→ Given request:
Reproduce the entries in full, with no changes.

[Stored entries]
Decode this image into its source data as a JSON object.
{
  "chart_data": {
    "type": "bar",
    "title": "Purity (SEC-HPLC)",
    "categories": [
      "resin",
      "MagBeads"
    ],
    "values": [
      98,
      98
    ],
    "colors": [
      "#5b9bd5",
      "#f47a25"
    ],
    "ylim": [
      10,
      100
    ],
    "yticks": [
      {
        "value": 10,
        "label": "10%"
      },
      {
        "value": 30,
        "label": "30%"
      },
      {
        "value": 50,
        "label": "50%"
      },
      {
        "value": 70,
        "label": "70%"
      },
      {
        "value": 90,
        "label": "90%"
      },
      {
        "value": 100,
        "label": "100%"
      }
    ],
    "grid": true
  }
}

→ Worked answer:
Decode this image into its source data as a JSON object.
{
  "chart_data": {
    "type": "bar",
    "title": "Purity (SEC-HPLC)",
    "categories": [
      "resin",
      "MagBeads"
    ],
    "values": [
      98,
      98
    ],
    "colors": [
      "#5b9bd5",
      "#f47a25"
    ],
    "ylim": [
      10,
      100
    ],
    "yticks": [
      {
        "value": 10,
        "label": "10%"
      },
      {
        "value": 30,
        "label": "30%"
      },
      {
        "value": 50,
        "label": "50%"
      },
      {
        "value": 70,
        "label": "70%"
      },
      {
        "value": 90,
        "label": "90%"
      },
      {
        "value": 100,
        "label": "100%"
      }
    ],
    "grid": true
  }
}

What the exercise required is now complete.